Collection entries:
● ● ●
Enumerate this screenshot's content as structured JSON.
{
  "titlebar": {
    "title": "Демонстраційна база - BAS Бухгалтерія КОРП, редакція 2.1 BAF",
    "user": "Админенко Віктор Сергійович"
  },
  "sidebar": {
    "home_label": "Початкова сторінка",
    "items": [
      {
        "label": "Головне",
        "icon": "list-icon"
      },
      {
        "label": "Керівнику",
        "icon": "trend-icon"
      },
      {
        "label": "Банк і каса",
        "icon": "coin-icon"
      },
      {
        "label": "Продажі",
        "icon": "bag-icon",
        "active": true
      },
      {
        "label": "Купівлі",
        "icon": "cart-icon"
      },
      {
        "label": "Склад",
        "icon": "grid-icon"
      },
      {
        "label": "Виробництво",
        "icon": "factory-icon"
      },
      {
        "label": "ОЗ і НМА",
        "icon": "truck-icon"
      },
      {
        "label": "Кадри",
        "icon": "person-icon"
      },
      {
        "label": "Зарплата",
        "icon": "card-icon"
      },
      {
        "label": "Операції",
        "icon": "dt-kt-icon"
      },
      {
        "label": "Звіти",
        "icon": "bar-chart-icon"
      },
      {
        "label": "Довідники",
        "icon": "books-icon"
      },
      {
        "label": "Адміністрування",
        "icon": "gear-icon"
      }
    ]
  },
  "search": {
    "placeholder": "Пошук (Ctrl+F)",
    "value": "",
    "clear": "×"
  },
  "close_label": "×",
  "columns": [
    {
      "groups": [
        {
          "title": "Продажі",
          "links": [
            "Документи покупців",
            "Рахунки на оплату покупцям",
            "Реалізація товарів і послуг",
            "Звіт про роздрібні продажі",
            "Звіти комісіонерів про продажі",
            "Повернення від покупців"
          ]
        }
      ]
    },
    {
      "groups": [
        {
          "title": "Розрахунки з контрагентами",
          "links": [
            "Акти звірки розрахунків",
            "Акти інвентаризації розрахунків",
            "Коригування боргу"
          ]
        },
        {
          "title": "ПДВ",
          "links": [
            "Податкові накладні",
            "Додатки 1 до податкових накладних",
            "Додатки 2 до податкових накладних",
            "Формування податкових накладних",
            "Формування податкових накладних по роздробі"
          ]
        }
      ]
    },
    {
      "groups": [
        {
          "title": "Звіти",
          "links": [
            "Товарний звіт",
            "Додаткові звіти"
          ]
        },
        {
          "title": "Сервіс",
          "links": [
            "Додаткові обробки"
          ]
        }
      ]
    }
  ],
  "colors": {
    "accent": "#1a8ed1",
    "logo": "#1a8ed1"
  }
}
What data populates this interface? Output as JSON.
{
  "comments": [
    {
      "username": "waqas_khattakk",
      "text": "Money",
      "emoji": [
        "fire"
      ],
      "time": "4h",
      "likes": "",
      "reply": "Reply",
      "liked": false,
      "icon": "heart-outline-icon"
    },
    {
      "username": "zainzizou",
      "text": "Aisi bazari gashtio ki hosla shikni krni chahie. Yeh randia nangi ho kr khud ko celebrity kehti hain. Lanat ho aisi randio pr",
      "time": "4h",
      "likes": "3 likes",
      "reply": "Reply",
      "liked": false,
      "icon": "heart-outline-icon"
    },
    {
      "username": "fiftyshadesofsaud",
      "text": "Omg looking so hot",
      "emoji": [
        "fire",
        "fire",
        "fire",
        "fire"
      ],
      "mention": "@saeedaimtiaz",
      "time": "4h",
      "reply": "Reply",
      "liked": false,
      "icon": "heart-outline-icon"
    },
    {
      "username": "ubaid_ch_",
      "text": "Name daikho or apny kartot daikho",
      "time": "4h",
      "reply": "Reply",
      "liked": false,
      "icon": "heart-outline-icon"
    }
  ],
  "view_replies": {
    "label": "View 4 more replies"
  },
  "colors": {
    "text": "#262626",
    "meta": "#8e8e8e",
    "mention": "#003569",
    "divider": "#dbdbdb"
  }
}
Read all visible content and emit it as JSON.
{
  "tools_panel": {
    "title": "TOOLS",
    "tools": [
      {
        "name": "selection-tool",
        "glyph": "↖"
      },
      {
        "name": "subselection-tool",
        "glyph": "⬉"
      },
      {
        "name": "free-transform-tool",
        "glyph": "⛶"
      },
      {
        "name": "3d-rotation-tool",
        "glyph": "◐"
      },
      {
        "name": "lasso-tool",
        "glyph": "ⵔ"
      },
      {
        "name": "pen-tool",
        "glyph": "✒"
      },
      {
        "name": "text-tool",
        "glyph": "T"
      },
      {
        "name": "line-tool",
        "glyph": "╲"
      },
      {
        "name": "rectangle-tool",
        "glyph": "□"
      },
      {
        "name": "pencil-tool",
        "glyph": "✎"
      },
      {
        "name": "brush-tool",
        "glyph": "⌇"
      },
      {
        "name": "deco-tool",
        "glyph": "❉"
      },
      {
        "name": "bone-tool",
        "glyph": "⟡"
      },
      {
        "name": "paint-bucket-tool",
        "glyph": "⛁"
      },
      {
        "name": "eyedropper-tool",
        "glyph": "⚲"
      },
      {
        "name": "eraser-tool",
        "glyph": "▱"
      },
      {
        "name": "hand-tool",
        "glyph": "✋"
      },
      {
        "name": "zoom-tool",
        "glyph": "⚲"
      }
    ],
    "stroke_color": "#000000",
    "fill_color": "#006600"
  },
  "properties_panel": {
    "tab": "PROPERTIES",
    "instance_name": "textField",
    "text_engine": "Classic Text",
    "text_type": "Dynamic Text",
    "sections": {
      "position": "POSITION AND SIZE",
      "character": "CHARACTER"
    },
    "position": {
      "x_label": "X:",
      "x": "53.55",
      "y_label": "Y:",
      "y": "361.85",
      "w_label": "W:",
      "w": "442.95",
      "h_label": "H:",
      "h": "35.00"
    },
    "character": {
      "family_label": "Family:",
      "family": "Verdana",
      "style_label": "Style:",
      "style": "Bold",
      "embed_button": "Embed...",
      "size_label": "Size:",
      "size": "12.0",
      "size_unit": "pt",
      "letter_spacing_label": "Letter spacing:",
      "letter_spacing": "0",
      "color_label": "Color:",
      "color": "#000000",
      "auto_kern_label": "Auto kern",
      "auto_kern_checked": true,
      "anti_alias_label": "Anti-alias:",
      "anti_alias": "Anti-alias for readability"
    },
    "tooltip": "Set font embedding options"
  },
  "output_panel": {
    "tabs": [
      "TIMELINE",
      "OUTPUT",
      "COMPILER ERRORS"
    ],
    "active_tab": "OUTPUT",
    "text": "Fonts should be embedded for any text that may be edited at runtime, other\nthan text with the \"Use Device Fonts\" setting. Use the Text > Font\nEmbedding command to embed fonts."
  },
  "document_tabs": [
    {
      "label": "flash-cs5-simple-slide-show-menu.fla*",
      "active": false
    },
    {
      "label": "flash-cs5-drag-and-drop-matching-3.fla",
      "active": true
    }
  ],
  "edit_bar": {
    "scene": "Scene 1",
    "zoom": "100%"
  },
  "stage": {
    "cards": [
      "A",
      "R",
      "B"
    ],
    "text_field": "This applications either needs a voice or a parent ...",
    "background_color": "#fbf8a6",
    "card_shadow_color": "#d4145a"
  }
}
● ● ●
Count every line of the material above that holds the string "розрахунків", then state only the total.

2